### Task details
Copy each line of the material below that includes the string "Детская".

### Rows
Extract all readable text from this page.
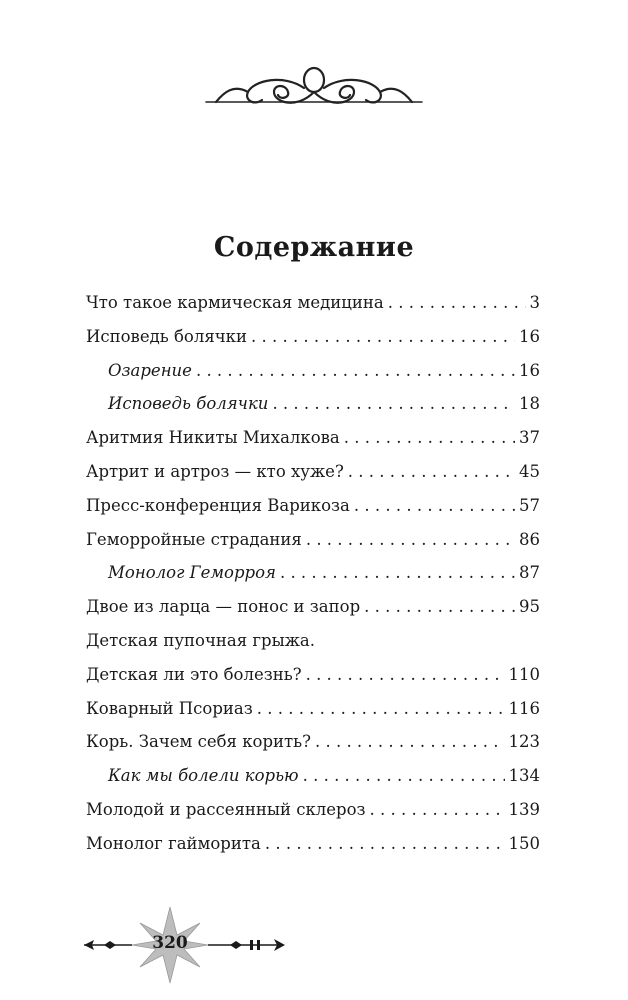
Содержание
Что такое кармическая медицина . . .	3
Исповедь болячки . . .	16
Озарение . . .	16
Исповедь болячки . . .	18
Аритмия Никиты Михалкова . . .	37
Артрит и артроз — кто хуже? . . .	45
Пресс-конференция Варикоза . . .	57
Геморройные страдания . . .	86
Монолог Геморроя . . .	87
Двое из ларца — понос и запор . . .	95
Детская пупочная грыжа.
Детская ли это болезнь? . . .	110
Коварный Псориаз . . .	116
Корь. Зачем себя корить? . . .	123
Как мы болели корью . . .	134
Молодой и рассеянный склероз . . .	139
Монолог гайморита . . .	150
320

### Exercise solution
Детская пупочная грыжа.
Детская ли это болезнь? . . .	110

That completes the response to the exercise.